■ **Given data**:
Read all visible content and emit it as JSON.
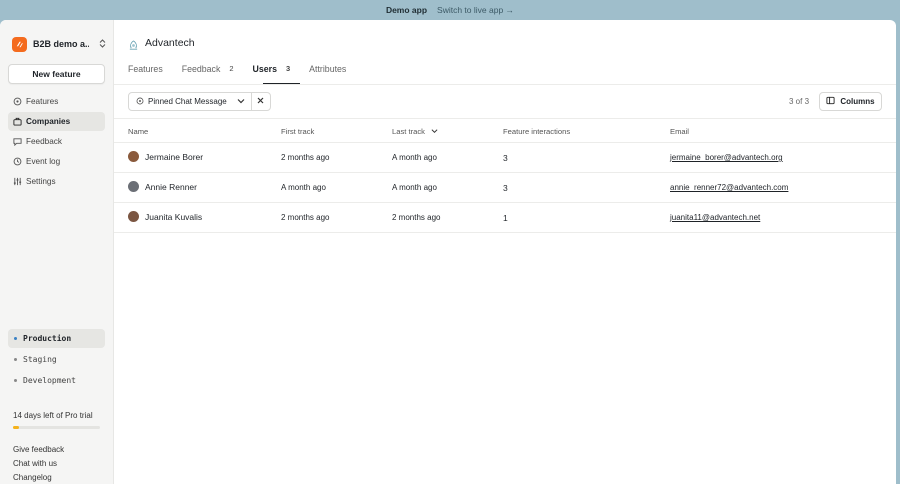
{
  "topbar": {
    "mode": "Demo app",
    "switch_label": "Switch to live app →"
  },
  "sidebar": {
    "org_name": "B2B demo a...",
    "new_feature_label": "New feature",
    "nav": [
      {
        "label": "Features",
        "icon": "features-icon",
        "active": false
      },
      {
        "label": "Companies",
        "icon": "companies-icon",
        "active": true
      },
      {
        "label": "Feedback",
        "icon": "feedback-icon",
        "active": false
      },
      {
        "label": "Event log",
        "icon": "event-log-icon",
        "active": false
      },
      {
        "label": "Settings",
        "icon": "settings-icon",
        "active": false
      }
    ],
    "environments": [
      {
        "label": "Production",
        "active": true
      },
      {
        "label": "Staging",
        "active": false
      },
      {
        "label": "Development",
        "active": false
      }
    ],
    "trial_text": "14 days left of Pro trial",
    "trial_progress": 0.07,
    "footer_links": [
      "Give feedback",
      "Chat with us",
      "Changelog"
    ]
  },
  "company": {
    "name": "Advantech"
  },
  "tabs": [
    {
      "label": "Features",
      "count": ""
    },
    {
      "label": "Feedback",
      "count": "2"
    },
    {
      "label": "Users",
      "count": "3"
    },
    {
      "label": "Attributes",
      "count": ""
    }
  ],
  "filter": {
    "label": "Pinned Chat Message"
  },
  "pager": "3 of 3",
  "columns_label": "Columns",
  "table": {
    "headers": [
      "Name",
      "First track",
      "Last track",
      "Feature interactions",
      "Email"
    ],
    "rows": [
      {
        "name": "Jermaine Borer",
        "first_track": "2 months ago",
        "last_track": "A month ago",
        "interactions": "3",
        "email": "jermaine_borer@advantech.org"
      },
      {
        "name": "Annie Renner",
        "first_track": "A month ago",
        "last_track": "A month ago",
        "interactions": "3",
        "email": "annie_renner72@advantech.com"
      },
      {
        "name": "Juanita Kuvalis",
        "first_track": "2 months ago",
        "last_track": "2 months ago",
        "interactions": "1",
        "email": "juanita11@advantech.net"
      }
    ]
  },
  "colors": {
    "accent": "#f46b1e",
    "topbar": "#9fbecb",
    "trial": "#f5b21b"
  }
}
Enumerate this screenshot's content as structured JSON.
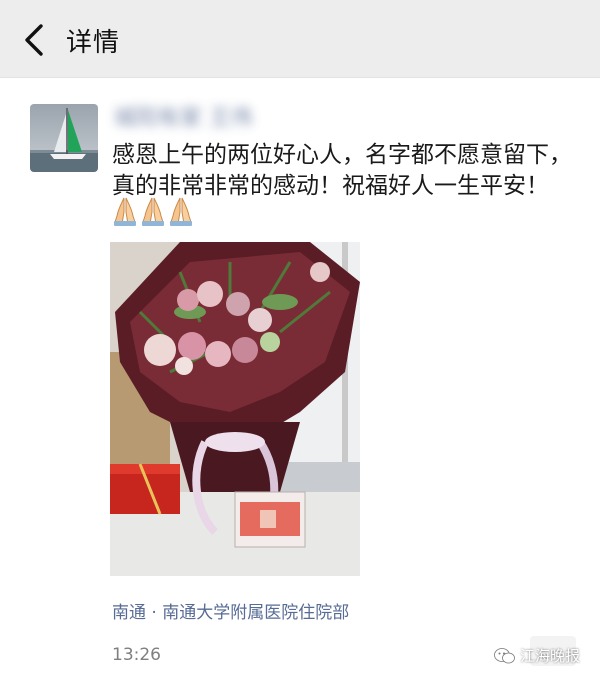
{
  "header": {
    "title": "详情",
    "back_icon": "chevron-left-icon"
  },
  "post": {
    "author_name": "城阳有家 王伟",
    "text_line1": "感恩上午的两位好心人，名字都不愿意留下，",
    "text_line2": "真的非常非常的感动！祝福好人一生平安！",
    "emoji_icon": "praying-hands-icon",
    "emoji_count": 3,
    "location": "南通 · 南通大学附属医院住院部",
    "time": "13:26"
  },
  "watermark": {
    "text": "江海晚报"
  },
  "colors": {
    "header_bg": "#ededed",
    "link_blue": "#576b95",
    "time_gray": "#7f7f7f"
  }
}
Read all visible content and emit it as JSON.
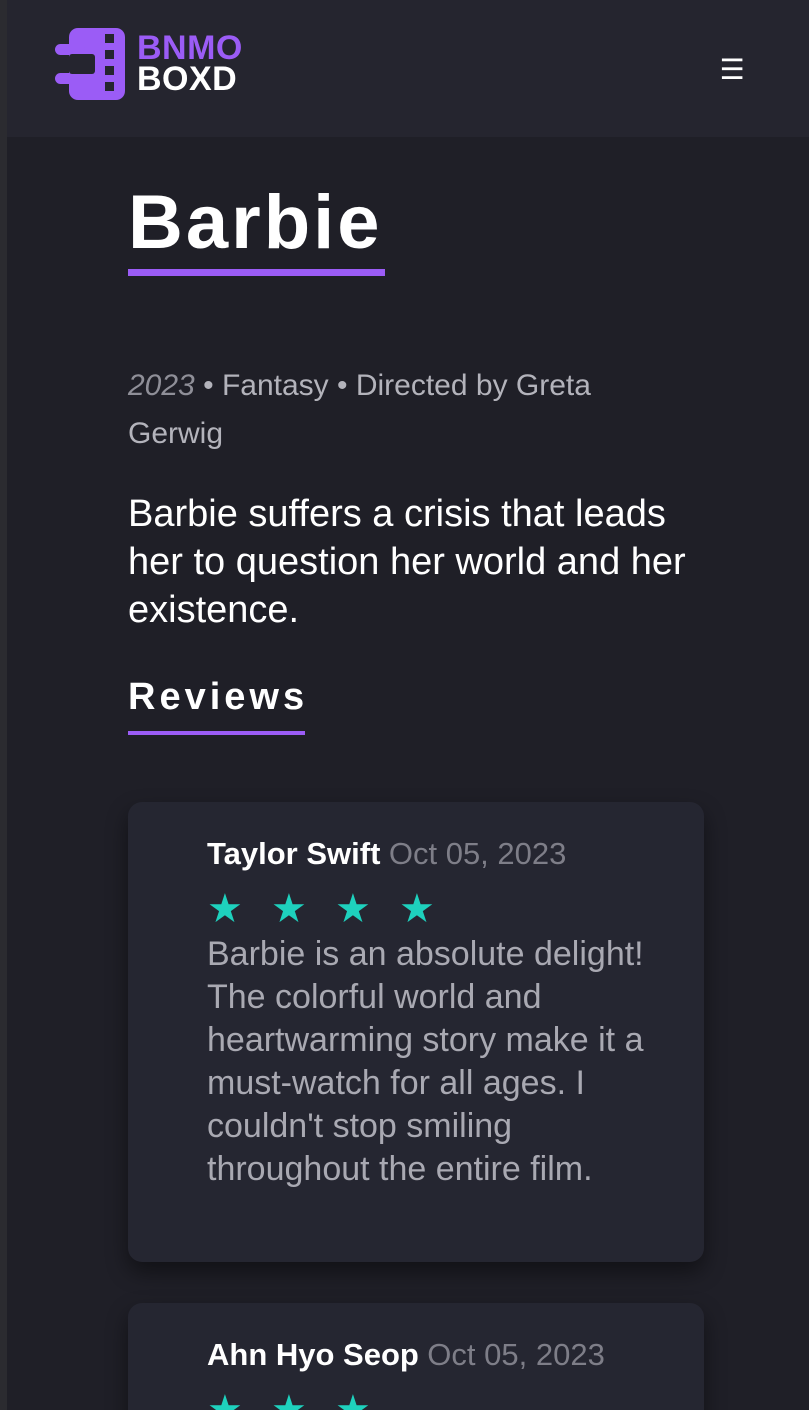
{
  "header": {
    "logo_line1": "BNMO",
    "logo_line2": "BOXD",
    "menu_icon": "☰"
  },
  "movie": {
    "title": "Barbie",
    "year": "2023",
    "genre": "Fantasy",
    "director_label": "Directed by Greta Gerwig",
    "separator": " • ",
    "synopsis": "Barbie suffers a crisis that leads her to question her world and her existence."
  },
  "reviews_section": {
    "heading": "Reviews",
    "items": [
      {
        "author": "Taylor Swift",
        "date": "Oct 05, 2023",
        "rating": 4,
        "stars": "★★★★",
        "text": "Barbie is an absolute delight! The colorful world and heartwarming story make it a must-watch for all ages. I couldn't stop smiling throughout the entire film."
      },
      {
        "author": "Ahn Hyo Seop",
        "date": "Oct 05, 2023",
        "rating": 3,
        "stars": "★★★",
        "text": ""
      }
    ]
  },
  "colors": {
    "accent": "#9b5cf6",
    "star": "#1ed1bd",
    "background": "#1f1f27",
    "navbar": "#25252f",
    "card": "#252631"
  },
  "icons": {
    "logo": "film-logo-icon",
    "menu": "hamburger-menu-icon",
    "star": "star-icon"
  }
}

■ **Exercise description**: Write out the records above once more, word for word, with no pictures.

■ **Result of the exercise**:
Read all visible content and emit it as JSON.
{
  "topbar": {
    "mode": "Demo app",
    "switch_label": "Switch to live app →"
  },
  "sidebar": {
    "org_name": "B2B demo a...",
    "new_feature_label": "New feature",
    "nav": [
      {
        "label": "Features",
        "icon": "features-icon",
        "active": false
      },
      {
        "label": "Companies",
        "icon": "companies-icon",
        "active": true
      },
      {
        "label": "Feedback",
        "icon": "feedback-icon",
        "active": false
      },
      {
        "label": "Event log",
        "icon": "event-log-icon",
        "active": false
      },
      {
        "label": "Settings",
        "icon": "settings-icon",
        "active": false
      }
    ],
    "environments": [
      {
        "label": "Production",
        "active": true
      },
      {
        "label": "Staging",
        "active": false
      },
      {
        "label": "Development",
        "active": false
      }
    ],
    "trial_text": "14 days left of Pro trial",
    "trial_progress": 0.07,
    "footer_links": [
      "Give feedback",
      "Chat with us",
      "Changelog"
    ]
  },
  "company": {
    "name": "Advantech"
  },
  "tabs": [
    {
      "label": "Features",
      "count": ""
    },
    {
      "label": "Feedback",
      "count": "2"
    },
    {
      "label": "Users",
      "count": "3"
    },
    {
      "label": "Attributes",
      "count": ""
    }
  ],
  "filter": {
    "label": "Pinned Chat Message"
  },
  "pager": "3 of 3",
  "columns_label": "Columns",
  "table": {
    "headers": [
      "Name",
      "First track",
      "Last track",
      "Feature interactions",
      "Email"
    ],
    "rows": [
      {
        "name": "Jermaine Borer",
        "first_track": "2 months ago",
        "last_track": "A month ago",
        "interactions": "3",
        "email": "jermaine_borer@advantech.org"
      },
      {
        "name": "Annie Renner",
        "first_track": "A month ago",
        "last_track": "A month ago",
        "interactions": "3",
        "email": "annie_renner72@advantech.com"
      },
      {
        "name": "Juanita Kuvalis",
        "first_track": "2 months ago",
        "last_track": "2 months ago",
        "interactions": "1",
        "email": "juanita11@advantech.net"
      }
    ]
  },
  "colors": {
    "accent": "#f46b1e",
    "topbar": "#9fbecb",
    "trial": "#f5b21b"
  }
}
Enumerate this screenshot's content as structured JSON.
{
  "header": {
    "title": "详情",
    "back_icon": "chevron-left-icon"
  },
  "post": {
    "author_name": "城阳有家 王伟",
    "text_line1": "感恩上午的两位好心人，名字都不愿意留下，",
    "text_line2": "真的非常非常的感动！祝福好人一生平安！",
    "emoji_icon": "praying-hands-icon",
    "emoji_count": 3,
    "location": "南通 · 南通大学附属医院住院部",
    "time": "13:26"
  },
  "watermark": {
    "text": "江海晚报"
  },
  "colors": {
    "header_bg": "#ededed",
    "link_blue": "#576b95",
    "time_gray": "#7f7f7f"
  }
}
Read all visible content and emit it as JSON.
{
  "header": {
    "logo_line1": "BNMO",
    "logo_line2": "BOXD",
    "menu_icon": "☰"
  },
  "movie": {
    "title": "Barbie",
    "year": "2023",
    "genre": "Fantasy",
    "director_label": "Directed by Greta Gerwig",
    "separator": " • ",
    "synopsis": "Barbie suffers a crisis that leads her to question her world and her existence."
  },
  "reviews_section": {
    "heading": "Reviews",
    "items": [
      {
        "author": "Taylor Swift",
        "date": "Oct 05, 2023",
        "rating": 4,
        "stars": "★★★★",
        "text": "Barbie is an absolute delight! The colorful world and heartwarming story make it a must-watch for all ages. I couldn't stop smiling throughout the entire film."
      },
      {
        "author": "Ahn Hyo Seop",
        "date": "Oct 05, 2023",
        "rating": 3,
        "stars": "★★★",
        "text": ""
      }
    ]
  },
  "colors": {
    "accent": "#9b5cf6",
    "star": "#1ed1bd",
    "background": "#1f1f27",
    "navbar": "#25252f",
    "card": "#252631"
  },
  "icons": {
    "logo": "film-logo-icon",
    "menu": "hamburger-menu-icon",
    "star": "star-icon"
  }
}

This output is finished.